- **WHAT TO PRODUCE**:
Give every line again exactly as it appears, please, but not the pictures.

:: EXTRACTED MATERIAL ::

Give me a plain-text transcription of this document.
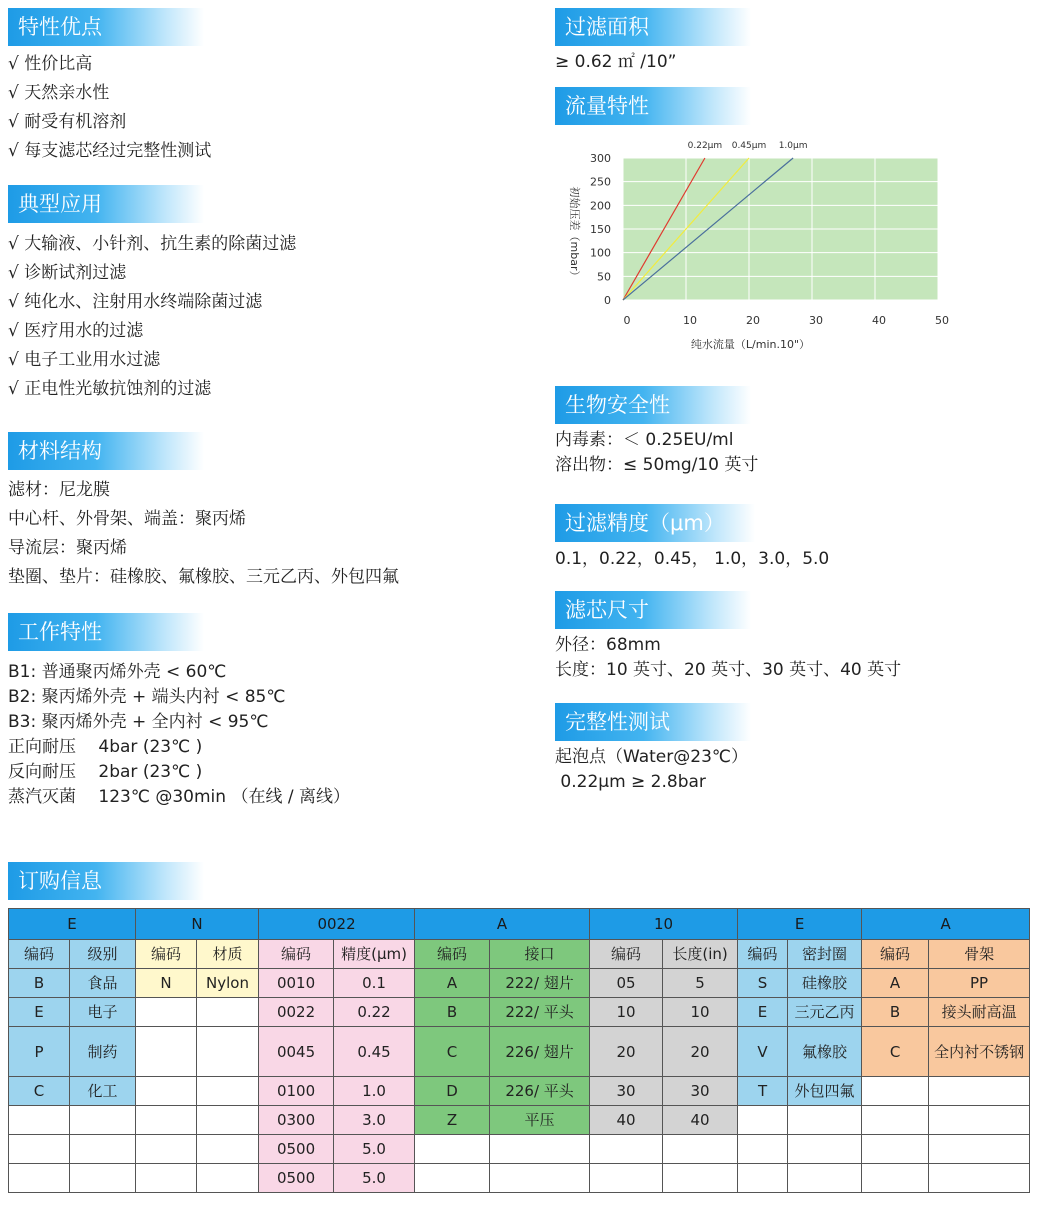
特性优点
√ 性价比高
√ 天然亲水性
√ 耐受有机溶剂
√ 每支滤芯经过完整性测试
典型应用
√ 大输液、小针剂、抗生素的除菌过滤
√ 诊断试剂过滤
√ 纯化水、注射用水终端除菌过滤
√ 医疗用水的过滤
√ 电子工业用水过滤
√ 正电性光敏抗蚀剂的过滤
材料结构
滤材：尼龙膜
中心杆、外骨架、端盖：聚丙烯
导流层：聚丙烯
垫圈、垫片：硅橡胶、氟橡胶、三元乙丙、外包四氟
工作特性
B1: 普通聚丙烯外壳 < 60℃
B2: 聚丙烯外壳 + 端头内衬 < 85℃
B3: 聚丙烯外壳 + 全内衬 < 95℃
正向耐压　 4bar (23℃ )
反向耐压　 2bar (23℃ )
蒸汽灭菌　 123℃ @30min （在线 / 离线）
过滤面积
≥ 0.62 ㎡ /10”
流量特性
0	10	20	30	40	50
0
50
100
150
200
250
300
0.22μm 0.45μm 1.0μm
纯水流量（L/min.10"）
初始压差（mbar）
生物安全性
内毒素：＜ 0.25EU/ml
溶出物：≤ 50mg/10 英寸
过滤精度（μm）
0.1，0.22，0.45， 1.0，3.0，5.0
滤芯尺寸
外径：68mm
长度：10 英寸、20 英寸、30 英寸、40 英寸
完整性测试
起泡点（Water@23℃）
0.22μm ≥ 2.8bar
订购信息
E		N		0022		A		10		E		A	
编码	级别	编码	材质	编码	精度(μm)	编码	接口	编码	长度(in)	编码	密封圈	编码	骨架
B	食品	N	Nylon	0010	0.1	A	222/ 翅片	05	5	S	硅橡胶	A	PP
E	电子			0022	0.22	B	222/ 平头	10	10	E	三元乙丙	B	接头耐高温
P	制药			0045	0.45	C	226/ 翅片	20	20	V	氟橡胶	C	全内衬不锈钢
C	化工			0100	1.0	D	226/ 平头	30	30	T	外包四氟		
				0300	3.0	Z	平压	40	40				
				0500	5.0								
				0500	5.0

:::

- **FULL RESPONSE**:
Give me a plain-text transcription of this document.
特性优点
√ 性价比高
√ 天然亲水性
√ 耐受有机溶剂
√ 每支滤芯经过完整性测试
典型应用
√ 大输液、小针剂、抗生素的除菌过滤
√ 诊断试剂过滤
√ 纯化水、注射用水终端除菌过滤
√ 医疗用水的过滤
√ 电子工业用水过滤
√ 正电性光敏抗蚀剂的过滤
材料结构
滤材：尼龙膜
中心杆、外骨架、端盖：聚丙烯
导流层：聚丙烯
垫圈、垫片：硅橡胶、氟橡胶、三元乙丙、外包四氟
工作特性
B1: 普通聚丙烯外壳 < 60℃
B2: 聚丙烯外壳 + 端头内衬 < 85℃
B3: 聚丙烯外壳 + 全内衬 < 95℃
正向耐压　 4bar (23℃ )
反向耐压　 2bar (23℃ )
蒸汽灭菌　 123℃ @30min （在线 / 离线）
过滤面积
≥ 0.62 ㎡ /10”
流量特性
0	10	20	30	40	50
0
50
100
150
200
250
300
0.22μm 0.45μm 1.0μm
纯水流量（L/min.10"）
初始压差（mbar）
生物安全性
内毒素：＜ 0.25EU/ml
溶出物：≤ 50mg/10 英寸
过滤精度（μm）
0.1，0.22，0.45， 1.0，3.0，5.0
滤芯尺寸
外径：68mm
长度：10 英寸、20 英寸、30 英寸、40 英寸
完整性测试
起泡点（Water@23℃）
0.22μm ≥ 2.8bar
订购信息
E		N		0022		A		10		E		A	
编码	级别	编码	材质	编码	精度(μm)	编码	接口	编码	长度(in)	编码	密封圈	编码	骨架
B	食品	N	Nylon	0010	0.1	A	222/ 翅片	05	5	S	硅橡胶	A	PP
E	电子			0022	0.22	B	222/ 平头	10	10	E	三元乙丙	B	接头耐高温
P	制药			0045	0.45	C	226/ 翅片	20	20	V	氟橡胶	C	全内衬不锈钢
C	化工			0100	1.0	D	226/ 平头	30	30	T	外包四氟		
				0300	3.0	Z	平压	40	40				
				0500	5.0								
				0500	5.0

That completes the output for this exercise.